Copy the entries below exactly. Images do not belong in the copy.

:: RECORDED INFORMATION ::
= = = = = = =

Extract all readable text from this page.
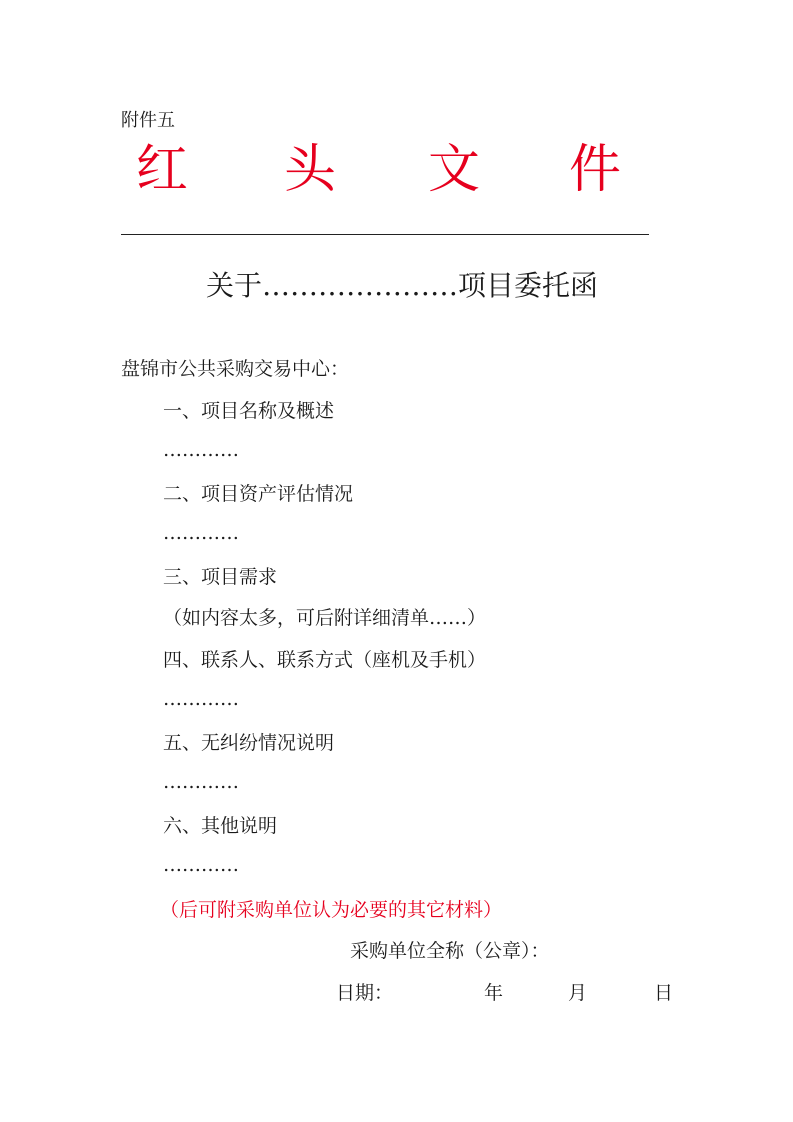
附件五
红 头 文 件
关于…………………项目委托函
盘锦市公共采购交易中心：
一、项目名称及概述
…………
二、项目资产评估情况
…………
三、项目需求
（如内容太多，可后附详细清单……）
四、联系人、联系方式（座机及手机）
…………
五、无纠纷情况说明
…………
六、其他说明
…………
（后可附采购单位认为必要的其它材料）
采购单位全称（公章）：
日期：	年	月	日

= = = = = = =

:: ANSWER TO THIS TASK ::
Extract all readable text from this page.
附件五
红 头 文 件
关于…………………项目委托函
盘锦市公共采购交易中心：
一、项目名称及概述
…………
二、项目资产评估情况
…………
三、项目需求
（如内容太多，可后附详细清单……）
四、联系人、联系方式（座机及手机）
…………
五、无纠纷情况说明
…………
六、其他说明
…………
（后可附采购单位认为必要的其它材料）
采购单位全称（公章）：
日期：	年	月	日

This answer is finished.